INFORMATION SUPPLIED:
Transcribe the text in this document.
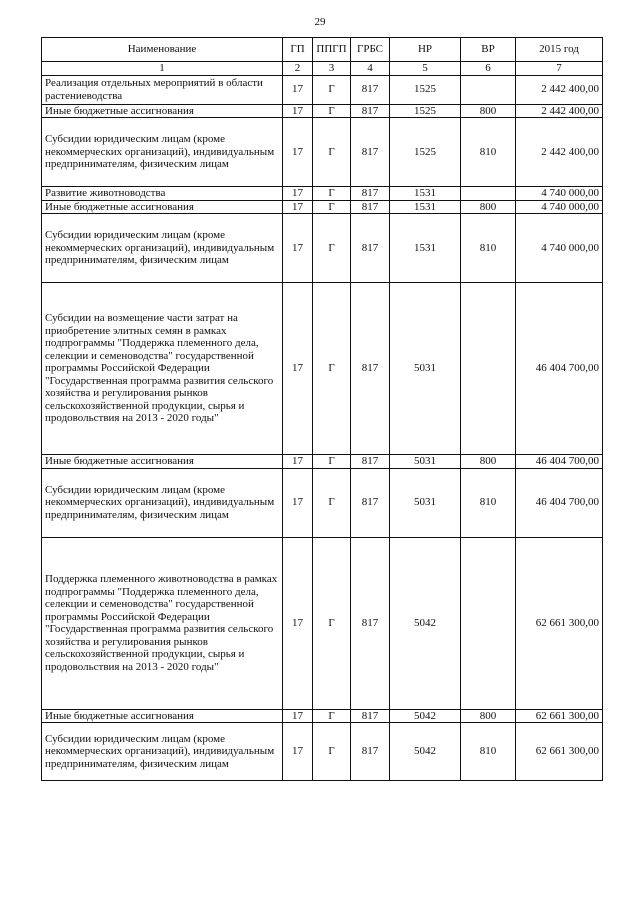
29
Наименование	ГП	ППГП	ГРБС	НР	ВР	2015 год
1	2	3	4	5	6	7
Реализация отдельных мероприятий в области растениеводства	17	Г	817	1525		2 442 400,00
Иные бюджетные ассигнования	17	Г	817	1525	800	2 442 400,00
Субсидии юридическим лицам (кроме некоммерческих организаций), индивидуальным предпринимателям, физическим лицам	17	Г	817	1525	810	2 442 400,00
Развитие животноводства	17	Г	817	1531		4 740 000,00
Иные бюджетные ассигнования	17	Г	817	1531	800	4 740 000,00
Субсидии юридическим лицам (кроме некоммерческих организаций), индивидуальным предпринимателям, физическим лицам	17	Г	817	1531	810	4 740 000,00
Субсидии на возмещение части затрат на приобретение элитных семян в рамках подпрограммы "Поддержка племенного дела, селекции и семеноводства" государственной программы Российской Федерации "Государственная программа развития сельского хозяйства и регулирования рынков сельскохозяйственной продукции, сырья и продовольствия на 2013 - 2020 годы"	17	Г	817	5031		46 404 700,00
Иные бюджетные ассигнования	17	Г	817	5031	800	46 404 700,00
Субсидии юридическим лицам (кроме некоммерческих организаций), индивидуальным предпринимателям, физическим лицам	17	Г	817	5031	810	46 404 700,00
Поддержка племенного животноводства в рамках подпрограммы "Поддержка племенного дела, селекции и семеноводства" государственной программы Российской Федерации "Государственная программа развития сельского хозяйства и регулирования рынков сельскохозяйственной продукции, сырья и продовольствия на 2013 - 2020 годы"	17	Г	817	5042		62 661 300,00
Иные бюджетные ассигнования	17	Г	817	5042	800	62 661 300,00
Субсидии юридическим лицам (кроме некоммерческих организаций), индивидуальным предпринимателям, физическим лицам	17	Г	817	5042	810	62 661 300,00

---

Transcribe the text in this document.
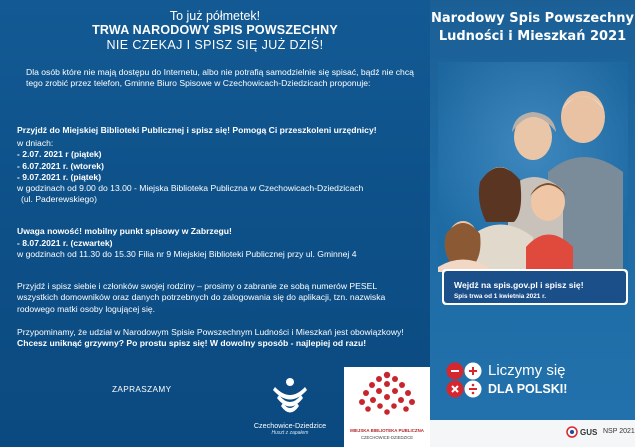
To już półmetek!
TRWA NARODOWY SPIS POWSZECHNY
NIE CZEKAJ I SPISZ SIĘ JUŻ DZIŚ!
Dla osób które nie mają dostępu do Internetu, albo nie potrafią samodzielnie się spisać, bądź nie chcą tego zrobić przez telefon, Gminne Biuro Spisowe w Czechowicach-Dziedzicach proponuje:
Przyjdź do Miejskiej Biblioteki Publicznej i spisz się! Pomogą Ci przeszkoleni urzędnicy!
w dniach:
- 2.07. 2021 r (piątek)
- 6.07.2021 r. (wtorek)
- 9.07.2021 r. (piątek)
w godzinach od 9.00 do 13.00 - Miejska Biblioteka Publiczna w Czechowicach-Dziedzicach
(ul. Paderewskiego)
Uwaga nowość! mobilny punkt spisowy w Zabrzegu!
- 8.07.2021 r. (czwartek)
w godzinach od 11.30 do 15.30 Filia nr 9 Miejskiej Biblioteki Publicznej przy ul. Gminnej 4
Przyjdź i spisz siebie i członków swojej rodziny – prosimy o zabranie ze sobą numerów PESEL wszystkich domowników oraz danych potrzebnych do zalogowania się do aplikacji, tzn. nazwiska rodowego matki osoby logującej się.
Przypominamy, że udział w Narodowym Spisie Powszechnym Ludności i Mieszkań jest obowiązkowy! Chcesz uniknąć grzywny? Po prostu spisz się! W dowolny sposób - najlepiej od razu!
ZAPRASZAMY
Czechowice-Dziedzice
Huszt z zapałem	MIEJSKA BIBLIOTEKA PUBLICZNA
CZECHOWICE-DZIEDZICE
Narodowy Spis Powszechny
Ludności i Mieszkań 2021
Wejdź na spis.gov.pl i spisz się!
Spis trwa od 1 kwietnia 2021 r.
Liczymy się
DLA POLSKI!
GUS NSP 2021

PROBLEM TO SOLVE:
Extract every line that has the string "развития" in it.

WORKED ANSWER:
Субсидии на возмещение части затрат на приобретение элитных семян в рамках подпрограммы "Поддержка племенного дела, селекции и семеноводства" государственной программы Российской Федерации "Государственная программа развития сельского хозяйства и регулирования рынков сельскохозяйственной продукции, сырья и продовольствия на 2013 - 2020 годы"	17	Г	817	5031		46 404 700,00
Поддержка племенного животноводства в рамках подпрограммы "Поддержка племенного дела, селекции и семеноводства" государственной программы Российской Федерации "Государственная программа развития сельского хозяйства и регулирования рынков сельскохозяйственной продукции, сырья и продовольствия на 2013 - 2020 годы"	17	Г	817	5042		62 661 300,00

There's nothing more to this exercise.